In 1957 a group of American geoscientists led
by Harry Hess, a founder of the theory of plate tectonics, proposed an ocean drilling program dubbed
Project Mohole designed to sample a section of crust
and shallow mantle to understand its composition,
structure, and evolution. Four years later, between
March and April 1961, the team successfully recovered a 14-m-long core of hard, oceanic crust, or
“basement,” off the coast of Guadalupe, Mexico,
below 3600 m of water and 170 m of sediment.1
That demonstration, though, was the extent of
the original project’s achievement. Ocean drilling
for petroleum was in its infancy at the time. Dynamic positioning, a technology to stabilize the position of a ship during the drilling process, didn’t yet
exist, and Project Mohole lost its funding in 1966.
The Apollo program, begun almost the same time
as Mohole, recovered lunar samples within a
decade, yet despite a half century of undersea
drilling, no one has yet managed to reach the Moho.
★ ★ ★ ★ ★ ★ ★
• _REQUESTS_
a) Translate this sentence from the Project Mohole passage into Spanish: "Ocean drilling for petroleum was in its infancy at the time."
b) Answer these from the Project Mohole passage, one per line:
(i) Who led the group of geoscientists that proposed the program in 1957?
(ii) How long was the core of oceanic crust recovered in 1961?
(iii) In what year did Project Mohole lose its funding?
c) Extend the Project Mohole passage with a few sentences that follow on from its final one.

• _DATASET EXCERPTS_
★ ★ ★ ★ ★ ★ ★
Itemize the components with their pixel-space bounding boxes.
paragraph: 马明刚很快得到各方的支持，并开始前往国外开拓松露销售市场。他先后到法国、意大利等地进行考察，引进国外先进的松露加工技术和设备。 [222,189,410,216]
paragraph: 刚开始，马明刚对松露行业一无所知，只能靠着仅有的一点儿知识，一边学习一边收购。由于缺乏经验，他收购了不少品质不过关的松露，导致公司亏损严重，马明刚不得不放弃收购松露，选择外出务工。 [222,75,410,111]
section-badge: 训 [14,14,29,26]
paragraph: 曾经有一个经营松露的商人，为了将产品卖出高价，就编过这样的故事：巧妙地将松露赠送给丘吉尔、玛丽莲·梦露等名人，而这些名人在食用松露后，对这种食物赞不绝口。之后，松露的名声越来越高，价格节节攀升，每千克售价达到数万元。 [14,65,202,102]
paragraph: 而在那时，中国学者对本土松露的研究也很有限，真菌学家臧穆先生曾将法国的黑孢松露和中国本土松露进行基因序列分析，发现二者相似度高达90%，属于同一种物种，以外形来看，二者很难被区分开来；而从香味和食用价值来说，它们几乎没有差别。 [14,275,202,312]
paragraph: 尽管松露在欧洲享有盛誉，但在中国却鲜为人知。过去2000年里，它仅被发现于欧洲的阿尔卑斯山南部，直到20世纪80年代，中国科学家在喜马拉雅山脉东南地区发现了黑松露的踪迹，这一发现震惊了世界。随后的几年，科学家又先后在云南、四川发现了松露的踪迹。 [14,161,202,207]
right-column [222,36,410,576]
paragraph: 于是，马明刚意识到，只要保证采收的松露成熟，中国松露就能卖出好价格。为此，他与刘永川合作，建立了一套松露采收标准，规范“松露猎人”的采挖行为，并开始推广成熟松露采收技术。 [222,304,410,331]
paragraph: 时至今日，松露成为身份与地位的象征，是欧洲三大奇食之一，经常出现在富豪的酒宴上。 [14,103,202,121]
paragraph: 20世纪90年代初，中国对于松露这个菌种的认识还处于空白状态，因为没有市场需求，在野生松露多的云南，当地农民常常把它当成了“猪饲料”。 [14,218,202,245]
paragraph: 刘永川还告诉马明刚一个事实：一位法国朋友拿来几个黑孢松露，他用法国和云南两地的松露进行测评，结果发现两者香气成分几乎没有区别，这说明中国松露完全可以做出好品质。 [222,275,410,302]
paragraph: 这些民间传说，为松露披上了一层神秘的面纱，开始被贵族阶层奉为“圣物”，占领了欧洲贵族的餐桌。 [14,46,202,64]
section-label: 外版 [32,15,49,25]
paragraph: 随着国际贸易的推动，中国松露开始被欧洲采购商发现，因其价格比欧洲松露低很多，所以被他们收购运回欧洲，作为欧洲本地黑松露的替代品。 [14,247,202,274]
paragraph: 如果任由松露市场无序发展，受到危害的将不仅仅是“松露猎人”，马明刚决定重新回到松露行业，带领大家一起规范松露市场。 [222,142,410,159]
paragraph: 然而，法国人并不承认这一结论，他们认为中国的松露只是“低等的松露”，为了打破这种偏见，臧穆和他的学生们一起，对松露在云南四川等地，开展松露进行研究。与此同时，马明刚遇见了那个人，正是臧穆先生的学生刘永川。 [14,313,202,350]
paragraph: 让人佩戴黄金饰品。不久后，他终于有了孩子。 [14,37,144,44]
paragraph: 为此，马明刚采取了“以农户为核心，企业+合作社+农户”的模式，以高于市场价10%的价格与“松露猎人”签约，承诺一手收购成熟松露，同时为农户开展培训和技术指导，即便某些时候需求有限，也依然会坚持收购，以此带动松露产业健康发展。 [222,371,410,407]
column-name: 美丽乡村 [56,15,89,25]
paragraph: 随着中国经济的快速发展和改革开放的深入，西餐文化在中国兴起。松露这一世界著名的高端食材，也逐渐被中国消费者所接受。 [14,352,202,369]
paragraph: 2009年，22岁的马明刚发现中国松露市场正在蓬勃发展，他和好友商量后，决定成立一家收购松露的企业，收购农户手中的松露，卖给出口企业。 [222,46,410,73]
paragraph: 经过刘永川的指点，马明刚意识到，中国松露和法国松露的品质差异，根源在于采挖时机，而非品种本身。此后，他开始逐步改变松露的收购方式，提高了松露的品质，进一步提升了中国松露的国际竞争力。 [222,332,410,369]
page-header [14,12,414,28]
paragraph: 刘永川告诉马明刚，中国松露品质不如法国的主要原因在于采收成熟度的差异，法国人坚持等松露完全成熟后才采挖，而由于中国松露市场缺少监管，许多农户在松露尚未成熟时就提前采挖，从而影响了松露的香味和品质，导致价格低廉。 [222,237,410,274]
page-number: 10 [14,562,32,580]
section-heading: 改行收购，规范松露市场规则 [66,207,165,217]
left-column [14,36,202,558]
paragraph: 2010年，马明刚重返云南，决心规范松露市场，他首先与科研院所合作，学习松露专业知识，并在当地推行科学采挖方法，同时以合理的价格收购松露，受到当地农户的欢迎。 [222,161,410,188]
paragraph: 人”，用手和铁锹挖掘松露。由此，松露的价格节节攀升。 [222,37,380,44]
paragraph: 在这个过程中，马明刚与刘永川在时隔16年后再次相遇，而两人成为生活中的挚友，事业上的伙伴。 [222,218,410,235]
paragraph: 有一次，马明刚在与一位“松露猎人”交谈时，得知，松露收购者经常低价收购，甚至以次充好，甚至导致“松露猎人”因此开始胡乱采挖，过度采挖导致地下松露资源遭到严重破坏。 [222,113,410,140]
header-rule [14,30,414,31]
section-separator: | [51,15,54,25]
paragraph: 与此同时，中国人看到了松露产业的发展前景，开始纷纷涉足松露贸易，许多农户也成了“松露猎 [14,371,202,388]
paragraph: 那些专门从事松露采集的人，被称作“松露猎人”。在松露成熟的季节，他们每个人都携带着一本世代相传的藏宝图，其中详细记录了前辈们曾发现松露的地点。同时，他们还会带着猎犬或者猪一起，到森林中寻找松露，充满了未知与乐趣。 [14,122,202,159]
★ ★ ★ ★ ★ ★ ★
• _TASK-BY-TASK ANSWERS_
a) La perforación oceánica en busca de petróleo estaba en sus inicios en aquella época.

b)
(i) Harry Hess
(ii) 14 m
(iii) 1966

c)
Nonetheless, Project Mohole led to the establishment of an international collaboration in scientific ocean drilling that has continued for decades.
The collaboration is currently known as the Integrated Ocean Drilling Program (IODP); after October 2013 it will be known as the International Ocean
Discovery Program. And with the recent development of the Japanese vessel Chikyu, briefly described in box 1, the aspirations of generations of
Earth scientists to drill completely through the
oceanic crust, through the Moho, and into the upper
mantle are now technically feasible. In April 2012
IODP endorsed a plan that makes mantle drilling a
high-priority goal for the next decade.2 Surveys of
the three most promising drilling sites (see box 2)
are now underway.
Mohole to mantle
Much of the crust–mantle dynamics is understood.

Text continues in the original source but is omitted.